** Start Listing **
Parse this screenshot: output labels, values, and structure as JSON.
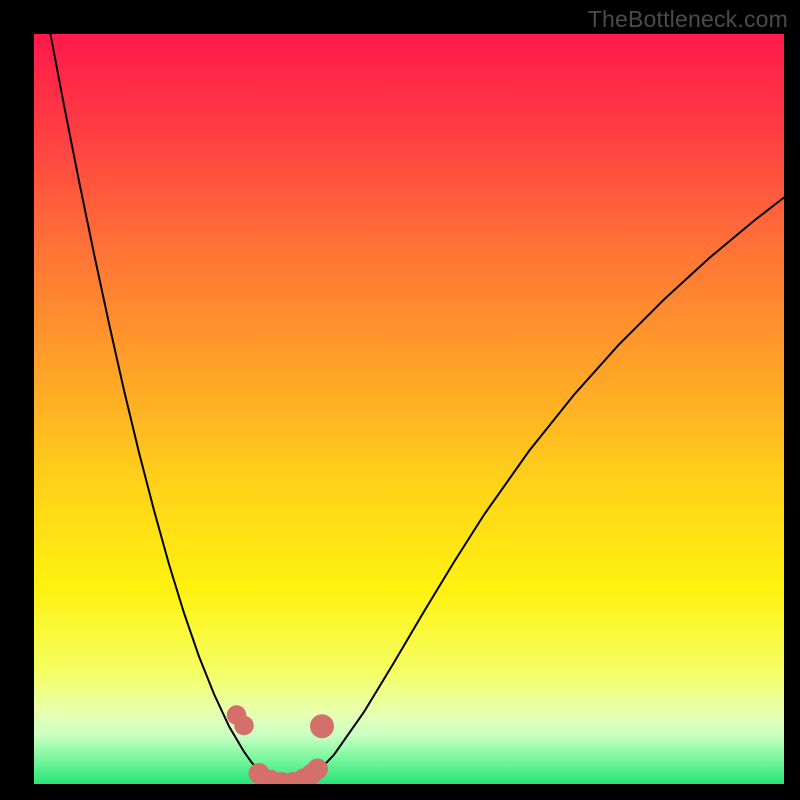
{
  "watermark": "TheBottleneck.com",
  "chart_data": {
    "type": "line",
    "title": "",
    "xlabel": "",
    "ylabel": "",
    "xlim": [
      0,
      100
    ],
    "ylim": [
      0,
      100
    ],
    "grid": false,
    "series": [
      {
        "name": "curve",
        "color": "#000000",
        "x": [
          0,
          2,
          4,
          6,
          8,
          10,
          12,
          14,
          16,
          18,
          20,
          22,
          24,
          26,
          28,
          29,
          30,
          31,
          32,
          33,
          34,
          35,
          36,
          38,
          40,
          44,
          48,
          52,
          56,
          60,
          66,
          72,
          78,
          84,
          90,
          96,
          100
        ],
        "values": [
          112,
          101,
          90.5,
          80.4,
          70.7,
          61.4,
          52.5,
          44.2,
          36.5,
          29.3,
          22.8,
          17.0,
          12.0,
          7.7,
          4.3,
          2.9,
          1.8,
          1.0,
          0.4,
          0.1,
          0.0,
          0.1,
          0.5,
          1.8,
          3.9,
          9.6,
          16.2,
          23.0,
          29.6,
          35.9,
          44.4,
          51.9,
          58.6,
          64.6,
          70.1,
          75.1,
          78.2
        ]
      }
    ],
    "markers": [
      {
        "x": 27.0,
        "y": 9.2,
        "r": 1.3
      },
      {
        "x": 28.0,
        "y": 7.8,
        "r": 1.3
      },
      {
        "x": 30.0,
        "y": 1.4,
        "r": 1.4
      },
      {
        "x": 31.5,
        "y": 0.5,
        "r": 1.4
      },
      {
        "x": 33.0,
        "y": 0.2,
        "r": 1.4
      },
      {
        "x": 34.5,
        "y": 0.2,
        "r": 1.4
      },
      {
        "x": 36.0,
        "y": 0.7,
        "r": 1.4
      },
      {
        "x": 37.0,
        "y": 1.3,
        "r": 1.4
      },
      {
        "x": 37.8,
        "y": 2.0,
        "r": 1.4
      },
      {
        "x": 38.4,
        "y": 7.7,
        "r": 1.6
      }
    ],
    "marker_color": "#d56f6c",
    "gradient_stops": [
      {
        "offset": 0.0,
        "color": "#ff1a4b"
      },
      {
        "offset": 0.12,
        "color": "#ff3a44"
      },
      {
        "offset": 0.28,
        "color": "#ff7137"
      },
      {
        "offset": 0.44,
        "color": "#ffa029"
      },
      {
        "offset": 0.6,
        "color": "#ffd21a"
      },
      {
        "offset": 0.74,
        "color": "#fff210"
      },
      {
        "offset": 0.85,
        "color": "#f5ff63"
      },
      {
        "offset": 0.905,
        "color": "#e8ffb0"
      },
      {
        "offset": 0.935,
        "color": "#caffc4"
      },
      {
        "offset": 0.965,
        "color": "#7cf8a0"
      },
      {
        "offset": 1.0,
        "color": "#27e57a"
      }
    ]
  }
}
** End Listing **
_Exercise objective_
Each record above should be copied character for character, with pictures dropped.

_Answer for the task_
Parse this screenshot: output labels, values, and structure as JSON.
{
  "watermark": "TheBottleneck.com",
  "chart_data": {
    "type": "line",
    "title": "",
    "xlabel": "",
    "ylabel": "",
    "xlim": [
      0,
      100
    ],
    "ylim": [
      0,
      100
    ],
    "grid": false,
    "series": [
      {
        "name": "curve",
        "color": "#000000",
        "x": [
          0,
          2,
          4,
          6,
          8,
          10,
          12,
          14,
          16,
          18,
          20,
          22,
          24,
          26,
          28,
          29,
          30,
          31,
          32,
          33,
          34,
          35,
          36,
          38,
          40,
          44,
          48,
          52,
          56,
          60,
          66,
          72,
          78,
          84,
          90,
          96,
          100
        ],
        "values": [
          112,
          101,
          90.5,
          80.4,
          70.7,
          61.4,
          52.5,
          44.2,
          36.5,
          29.3,
          22.8,
          17.0,
          12.0,
          7.7,
          4.3,
          2.9,
          1.8,
          1.0,
          0.4,
          0.1,
          0.0,
          0.1,
          0.5,
          1.8,
          3.9,
          9.6,
          16.2,
          23.0,
          29.6,
          35.9,
          44.4,
          51.9,
          58.6,
          64.6,
          70.1,
          75.1,
          78.2
        ]
      }
    ],
    "markers": [
      {
        "x": 27.0,
        "y": 9.2,
        "r": 1.3
      },
      {
        "x": 28.0,
        "y": 7.8,
        "r": 1.3
      },
      {
        "x": 30.0,
        "y": 1.4,
        "r": 1.4
      },
      {
        "x": 31.5,
        "y": 0.5,
        "r": 1.4
      },
      {
        "x": 33.0,
        "y": 0.2,
        "r": 1.4
      },
      {
        "x": 34.5,
        "y": 0.2,
        "r": 1.4
      },
      {
        "x": 36.0,
        "y": 0.7,
        "r": 1.4
      },
      {
        "x": 37.0,
        "y": 1.3,
        "r": 1.4
      },
      {
        "x": 37.8,
        "y": 2.0,
        "r": 1.4
      },
      {
        "x": 38.4,
        "y": 7.7,
        "r": 1.6
      }
    ],
    "marker_color": "#d56f6c",
    "gradient_stops": [
      {
        "offset": 0.0,
        "color": "#ff1a4b"
      },
      {
        "offset": 0.12,
        "color": "#ff3a44"
      },
      {
        "offset": 0.28,
        "color": "#ff7137"
      },
      {
        "offset": 0.44,
        "color": "#ffa029"
      },
      {
        "offset": 0.6,
        "color": "#ffd21a"
      },
      {
        "offset": 0.74,
        "color": "#fff210"
      },
      {
        "offset": 0.85,
        "color": "#f5ff63"
      },
      {
        "offset": 0.905,
        "color": "#e8ffb0"
      },
      {
        "offset": 0.935,
        "color": "#caffc4"
      },
      {
        "offset": 0.965,
        "color": "#7cf8a0"
      },
      {
        "offset": 1.0,
        "color": "#27e57a"
      }
    ]
  }
}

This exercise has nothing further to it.